■ **AIM OF THE EXERCISE**:
Omit every picture and write out the rest of the records exactly.

____

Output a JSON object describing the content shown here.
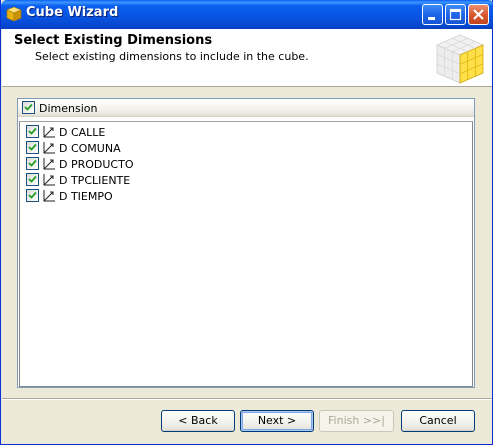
{
  "window": {
    "title": "Cube Wizard"
  },
  "header": {
    "title": "Select Existing Dimensions",
    "subtitle": "Select existing dimensions to include in the cube."
  },
  "list": {
    "column_header": "Dimension",
    "header_checked": true,
    "items": [
      {
        "label": "D CALLE",
        "checked": true,
        "icon": "dimension-icon"
      },
      {
        "label": "D COMUNA",
        "checked": true,
        "icon": "dimension-icon"
      },
      {
        "label": "D PRODUCTO",
        "checked": true,
        "icon": "dimension-icon"
      },
      {
        "label": "D TPCLIENTE",
        "checked": true,
        "icon": "dimension-icon"
      },
      {
        "label": "D TIEMPO",
        "checked": true,
        "icon": "dimension-icon"
      }
    ]
  },
  "buttons": {
    "back": "< Back",
    "next": "Next >",
    "finish": "Finish >>|",
    "cancel": "Cancel"
  },
  "colors": {
    "titlebar": "#0853e0",
    "checkmark": "#21a121",
    "face": "#ece9d8"
  }
}
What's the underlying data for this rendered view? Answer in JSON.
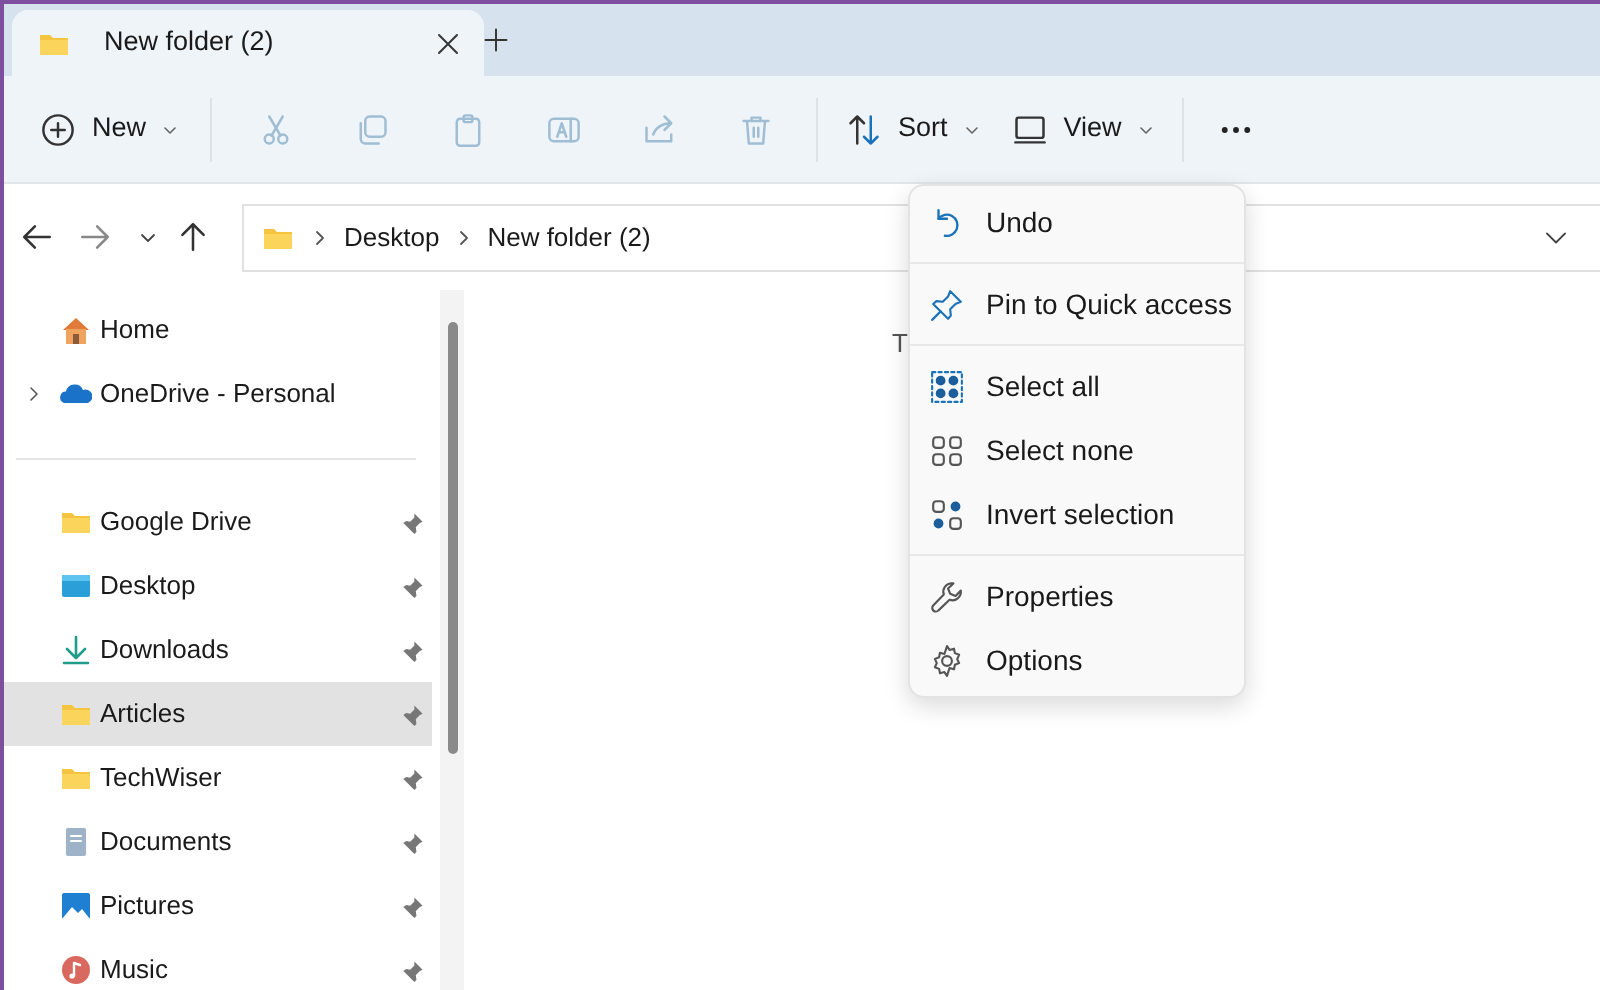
{
  "tab": {
    "title": "New folder (2)",
    "selected": true
  },
  "toolbar": [
    [
      {
        "kind": "new",
        "label": "New",
        "dropdown": true,
        "disabled": false
      }
    ],
    [
      {
        "kind": "cut",
        "disabled": true
      },
      {
        "kind": "copy",
        "disabled": true
      },
      {
        "kind": "paste",
        "disabled": true
      },
      {
        "kind": "rename",
        "disabled": true
      },
      {
        "kind": "share",
        "disabled": true
      },
      {
        "kind": "delete",
        "disabled": true
      }
    ],
    [
      {
        "kind": "sort",
        "label": "Sort",
        "dropdown": true,
        "disabled": false
      },
      {
        "kind": "view",
        "label": "View",
        "dropdown": true,
        "disabled": false
      }
    ],
    [
      {
        "kind": "more",
        "disabled": false
      }
    ]
  ],
  "breadcrumb": [
    "Desktop",
    "New folder (2)"
  ],
  "sidebar": [
    [
      {
        "kind": "home",
        "label": "Home",
        "expandable": false,
        "pinned": false,
        "selected": false
      },
      {
        "kind": "onedrive",
        "label": "OneDrive - Personal",
        "expandable": true,
        "pinned": false,
        "selected": false
      }
    ],
    [
      {
        "kind": "folder",
        "label": "Google Drive",
        "expandable": false,
        "pinned": true,
        "selected": false
      },
      {
        "kind": "desktop",
        "label": "Desktop",
        "expandable": false,
        "pinned": true,
        "selected": false
      },
      {
        "kind": "downloads",
        "label": "Downloads",
        "expandable": false,
        "pinned": true,
        "selected": false
      },
      {
        "kind": "folder",
        "label": "Articles",
        "expandable": false,
        "pinned": true,
        "selected": true
      },
      {
        "kind": "folder",
        "label": "TechWiser",
        "expandable": false,
        "pinned": true,
        "selected": false
      },
      {
        "kind": "documents",
        "label": "Documents",
        "expandable": false,
        "pinned": true,
        "selected": false
      },
      {
        "kind": "pictures",
        "label": "Pictures",
        "expandable": false,
        "pinned": true,
        "selected": false
      },
      {
        "kind": "music",
        "label": "Music",
        "expandable": false,
        "pinned": true,
        "selected": false
      }
    ]
  ],
  "content": {
    "text": "T"
  },
  "menu": [
    [
      {
        "kind": "undo",
        "label": "Undo"
      }
    ],
    [
      {
        "kind": "pin",
        "label": "Pin to Quick access"
      }
    ],
    [
      {
        "kind": "selectall",
        "label": "Select all"
      },
      {
        "kind": "selectnone",
        "label": "Select none"
      },
      {
        "kind": "invert",
        "label": "Invert selection"
      }
    ],
    [
      {
        "kind": "properties",
        "label": "Properties"
      },
      {
        "kind": "options",
        "label": "Options"
      }
    ]
  ]
}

____

■ **REPLY TO THE TASK**:
Output a JSON object describing the content shown here.
{
  "window": {
    "title": "Cube Wizard"
  },
  "header": {
    "title": "Select Existing Dimensions",
    "subtitle": "Select existing dimensions to include in the cube."
  },
  "list": {
    "column_header": "Dimension",
    "header_checked": true,
    "items": [
      {
        "label": "D CALLE",
        "checked": true,
        "icon": "dimension-icon"
      },
      {
        "label": "D COMUNA",
        "checked": true,
        "icon": "dimension-icon"
      },
      {
        "label": "D PRODUCTO",
        "checked": true,
        "icon": "dimension-icon"
      },
      {
        "label": "D TPCLIENTE",
        "checked": true,
        "icon": "dimension-icon"
      },
      {
        "label": "D TIEMPO",
        "checked": true,
        "icon": "dimension-icon"
      }
    ]
  },
  "buttons": {
    "back": "< Back",
    "next": "Next >",
    "finish": "Finish >>|",
    "cancel": "Cancel"
  },
  "colors": {
    "titlebar": "#0853e0",
    "checkmark": "#21a121",
    "face": "#ece9d8"
  }
}
What's the underlying data for this rendered view? Answer in JSON.
{
  "tab": {
    "title": "New folder (2)",
    "selected": true
  },
  "toolbar": [
    [
      {
        "kind": "new",
        "label": "New",
        "dropdown": true,
        "disabled": false
      }
    ],
    [
      {
        "kind": "cut",
        "disabled": true
      },
      {
        "kind": "copy",
        "disabled": true
      },
      {
        "kind": "paste",
        "disabled": true
      },
      {
        "kind": "rename",
        "disabled": true
      },
      {
        "kind": "share",
        "disabled": true
      },
      {
        "kind": "delete",
        "disabled": true
      }
    ],
    [
      {
        "kind": "sort",
        "label": "Sort",
        "dropdown": true,
        "disabled": false
      },
      {
        "kind": "view",
        "label": "View",
        "dropdown": true,
        "disabled": false
      }
    ],
    [
      {
        "kind": "more",
        "disabled": false
      }
    ]
  ],
  "breadcrumb": [
    "Desktop",
    "New folder (2)"
  ],
  "sidebar": [
    [
      {
        "kind": "home",
        "label": "Home",
        "expandable": false,
        "pinned": false,
        "selected": false
      },
      {
        "kind": "onedrive",
        "label": "OneDrive - Personal",
        "expandable": true,
        "pinned": false,
        "selected": false
      }
    ],
    [
      {
        "kind": "folder",
        "label": "Google Drive",
        "expandable": false,
        "pinned": true,
        "selected": false
      },
      {
        "kind": "desktop",
        "label": "Desktop",
        "expandable": false,
        "pinned": true,
        "selected": false
      },
      {
        "kind": "downloads",
        "label": "Downloads",
        "expandable": false,
        "pinned": true,
        "selected": false
      },
      {
        "kind": "folder",
        "label": "Articles",
        "expandable": false,
        "pinned": true,
        "selected": true
      },
      {
        "kind": "folder",
        "label": "TechWiser",
        "expandable": false,
        "pinned": true,
        "selected": false
      },
      {
        "kind": "documents",
        "label": "Documents",
        "expandable": false,
        "pinned": true,
        "selected": false
      },
      {
        "kind": "pictures",
        "label": "Pictures",
        "expandable": false,
        "pinned": true,
        "selected": false
      },
      {
        "kind": "music",
        "label": "Music",
        "expandable": false,
        "pinned": true,
        "selected": false
      }
    ]
  ],
  "content": {
    "text": "T"
  },
  "menu": [
    [
      {
        "kind": "undo",
        "label": "Undo"
      }
    ],
    [
      {
        "kind": "pin",
        "label": "Pin to Quick access"
      }
    ],
    [
      {
        "kind": "selectall",
        "label": "Select all"
      },
      {
        "kind": "selectnone",
        "label": "Select none"
      },
      {
        "kind": "invert",
        "label": "Invert selection"
      }
    ],
    [
      {
        "kind": "properties",
        "label": "Properties"
      },
      {
        "kind": "options",
        "label": "Options"
      }
    ]
  ]
}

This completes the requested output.